= Records to process =
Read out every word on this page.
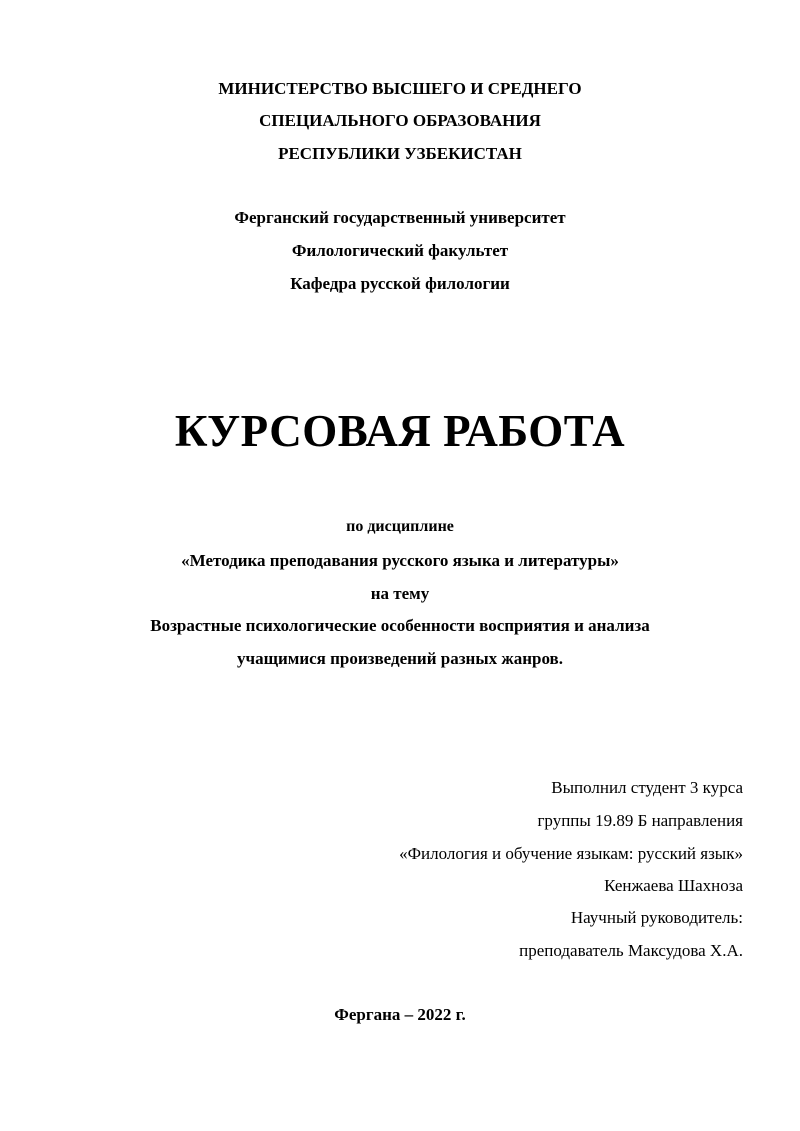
МИНИСТЕРСТВО ВЫСШЕГО И СРЕДНЕГО
СПЕЦИАЛЬНОГО ОБРАЗОВАНИЯ
РЕСПУБЛИКИ УЗБЕКИСТАН
Ферганский государственный университет
Филологический факультет
Кафедра русской филологии
КУРСОВАЯ РАБОТА
по дисциплине
«Методика преподавания русского языка и литературы»
на тему
Возрастные психологические особенности восприятия и анализа
учащимися произведений разных жанров.
Выполнил студент 3 курса
группы 19.89 Б направления
«Филология и обучение языкам: русский язык»
Кенжаева Шахноза
Научный руководитель:
преподаватель Максудова Х.А.
Фергана – 2022 г.
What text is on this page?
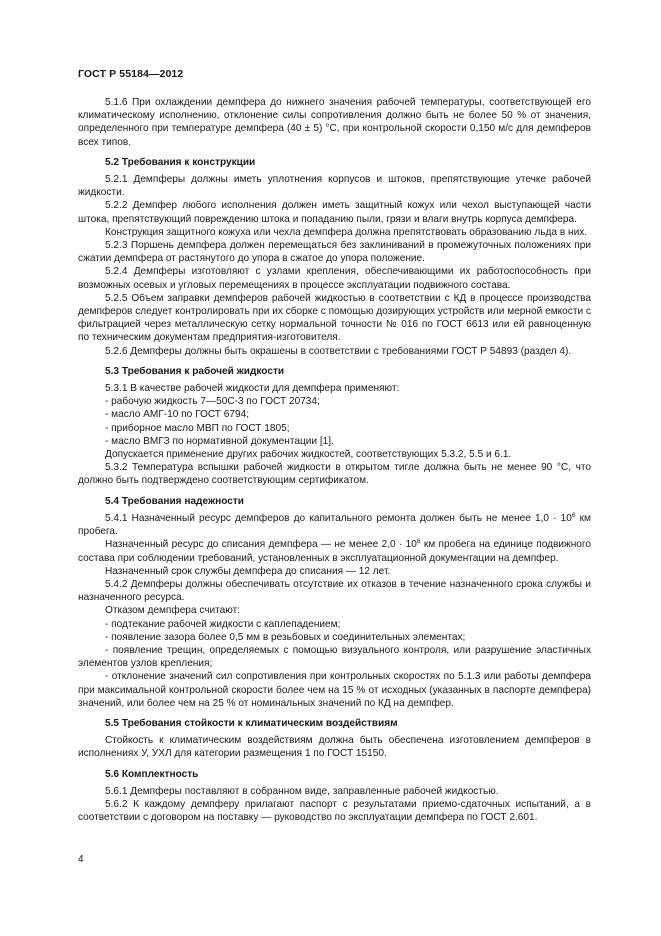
ГОСТ Р 55184—2012

5.1.6 При охлаждении демпфера до нижнего значения рабочей температуры, соответствующей его климатическому исполнению, отклонение силы сопротивления должно быть не более 50 % от значения, определенного при температуре демпфера (40 ± 5) °С, при контрольной скорости 0,150 м/с для демпферов всех типов.

5.2 Требования к конструкции

5.2.1 Демпферы должны иметь уплотнения корпусов и штоков, препятствующие утечке рабочей жидкости.

5.2.2 Демпфер любого исполнения должен иметь защитный кожух или чехол выступающей части штока, препятствующий повреждению штока и попаданию пыли, грязи и влаги внутрь корпуса демпфера.

Конструкция защитного кожуха или чехла демпфера должна препятствовать образованию льда в них.

5.2.3 Поршень демпфера должен перемещаться без заклиниваний в промежуточных положениях при сжатии демпфера от растянутого до упора в сжатое до упора положение.

5.2.4 Демпферы изготовляют с узлами крепления, обеспечивающими их работоспособность при возможных осевых и угловых перемещениях в процессе эксплуатации подвижного состава.

5.2.5 Объем заправки демпферов рабочей жидкостью в соответствии с КД в процессе производства демпферов следует контролировать при их сборке с помощью дозирующих устройств или мерной емкости с фильтрацией через металлическую сетку нормальной точности № 016 по ГОСТ 6613 или ей равноценную по техническим документам предприятия-изготовителя.

5.2.6 Демпферы должны быть окрашены в соответствии с требованиями ГОСТ Р 54893 (раздел 4).

5.3 Требования к рабочей жидкости

5.3.1 В качестве рабочей жидкости для демпфера применяют:

- рабочую жидкость 7—50С-3 по ГОСТ 20734;

- масло АМГ-10 по ГОСТ 6794;

- приборное масло МВП по ГОСТ 1805;

- масло ВМГЗ по нормативной документации [1].

Допускается применение других рабочих жидкостей, соответствующих 5.3.2, 5.5 и 6.1.

5.3.2 Температура вспышки рабочей жидкости в открытом тигле должна быть не менее 90 °С, что должно быть подтверждено соответствующим сертификатом.

5.4 Требования надежности

5.4.1 Назначенный ресурс демпферов до капитального ремонта должен быть не менее $1,0 \cdot 10^6$ км пробега.

Назначенный ресурс до списания демпфера — не менее $2,0 \cdot 10^6$ км пробега на единице подвижного состава при соблюдении требований, установленных в эксплуатационной документации на демпфер.

Назначенный срок службы демпфера до списания — 12 лет.

5.4.2 Демпферы должны обеспечивать отсутствие их отказов в течение назначенного срока службы и назначенного ресурса.

Отказом демпфера считают:

- подтекание рабочей жидкости с каплепадением;

- появление зазора более 0,5 мм в резьбовых и соединительных элементах;

- появление трещин, определяемых с помощью визуального контроля, или разрушение эластичных элементов узлов крепления;

- отклонение значений сил сопротивления при контрольных скоростях по 5.1.3 или работы демпфера при максимальной контрольной скорости более чем на 15 % от исходных (указанных в паспорте демпфера) значений, или более чем на 25 % от номинальных значений по КД на демпфер.

5.5 Требования стойкости к климатическим воздействиям

Стойкость к климатическим воздействиям должна быть обеспечена изготовлением демпферов в исполнениях У, УХЛ для категории размещения 1 по ГОСТ 15150.

5.6 Комплектность

5.6.1 Демпферы поставляют в собранном виде, заправленные рабочей жидкостью.

5.6.2 К каждому демпферу прилагают паспорт с результатами приемо-сдаточных испытаний, а в соответствии с договором на поставку — руководство по эксплуатации демпфера по ГОСТ 2.601.

4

= The request =
Reproduce the records, all of them, word for word; omit the pictures.

= Exercise result =
Read out every word on this page.
МИНИСТЕРСТВО ВЫСШЕГО И СРЕДНЕГО
СПЕЦИАЛЬНОГО ОБРАЗОВАНИЯ
РЕСПУБЛИКИ УЗБЕКИСТАН
Ферганский государственный университет
Филологический факультет
Кафедра русской филологии
КУРСОВАЯ РАБОТА
по дисциплине
«Методика преподавания русского языка и литературы»
на тему
Возрастные психологические особенности восприятия и анализа
учащимися произведений разных жанров.
Выполнил студент 3 курса
группы 19.89 Б направления
«Филология и обучение языкам: русский язык»
Кенжаева Шахноза
Научный руководитель:
преподаватель Максудова Х.А.
Фергана – 2022 г.
What text is on this page?
ГОСТ Р 55184—2012

5.1.6 При охлаждении демпфера до нижнего значения рабочей температуры, соответствующей его климатическому исполнению, отклонение силы сопротивления должно быть не более 50 % от значения, определенного при температуре демпфера (40 ± 5) °С, при контрольной скорости 0,150 м/с для демпферов всех типов.

5.2 Требования к конструкции

5.2.1 Демпферы должны иметь уплотнения корпусов и штоков, препятствующие утечке рабочей жидкости.

5.2.2 Демпфер любого исполнения должен иметь защитный кожух или чехол выступающей части штока, препятствующий повреждению штока и попаданию пыли, грязи и влаги внутрь корпуса демпфера.

Конструкция защитного кожуха или чехла демпфера должна препятствовать образованию льда в них.

5.2.3 Поршень демпфера должен перемещаться без заклиниваний в промежуточных положениях при сжатии демпфера от растянутого до упора в сжатое до упора положение.

5.2.4 Демпферы изготовляют с узлами крепления, обеспечивающими их работоспособность при возможных осевых и угловых перемещениях в процессе эксплуатации подвижного состава.

5.2.5 Объем заправки демпферов рабочей жидкостью в соответствии с КД в процессе производства демпферов следует контролировать при их сборке с помощью дозирующих устройств или мерной емкости с фильтрацией через металлическую сетку нормальной точности № 016 по ГОСТ 6613 или ей равноценную по техническим документам предприятия-изготовителя.

5.2.6 Демпферы должны быть окрашены в соответствии с требованиями ГОСТ Р 54893 (раздел 4).

5.3 Требования к рабочей жидкости

5.3.1 В качестве рабочей жидкости для демпфера применяют:

- рабочую жидкость 7—50С-3 по ГОСТ 20734;

- масло АМГ-10 по ГОСТ 6794;

- приборное масло МВП по ГОСТ 1805;

- масло ВМГЗ по нормативной документации [1].

Допускается применение других рабочих жидкостей, соответствующих 5.3.2, 5.5 и 6.1.

5.3.2 Температура вспышки рабочей жидкости в открытом тигле должна быть не менее 90 °С, что должно быть подтверждено соответствующим сертификатом.

5.4 Требования надежности

5.4.1 Назначенный ресурс демпферов до капитального ремонта должен быть не менее $1,0 \cdot 10^6$ км пробега.

Назначенный ресурс до списания демпфера — не менее $2,0 \cdot 10^6$ км пробега на единице подвижного состава при соблюдении требований, установленных в эксплуатационной документации на демпфер.

Назначенный срок службы демпфера до списания — 12 лет.

5.4.2 Демпферы должны обеспечивать отсутствие их отказов в течение назначенного срока службы и назначенного ресурса.

Отказом демпфера считают:

- подтекание рабочей жидкости с каплепадением;

- появление зазора более 0,5 мм в резьбовых и соединительных элементах;

- появление трещин, определяемых с помощью визуального контроля, или разрушение эластичных элементов узлов крепления;

- отклонение значений сил сопротивления при контрольных скоростях по 5.1.3 или работы демпфера при максимальной контрольной скорости более чем на 15 % от исходных (указанных в паспорте демпфера) значений, или более чем на 25 % от номинальных значений по КД на демпфер.

5.5 Требования стойкости к климатическим воздействиям

Стойкость к климатическим воздействиям должна быть обеспечена изготовлением демпферов в исполнениях У, УХЛ для категории размещения 1 по ГОСТ 15150.

5.6 Комплектность

5.6.1 Демпферы поставляют в собранном виде, заправленные рабочей жидкостью.

5.6.2 К каждому демпферу прилагают паспорт с результатами приемо-сдаточных испытаний, а в соответствии с договором на поставку — руководство по эксплуатации демпфера по ГОСТ 2.601.

4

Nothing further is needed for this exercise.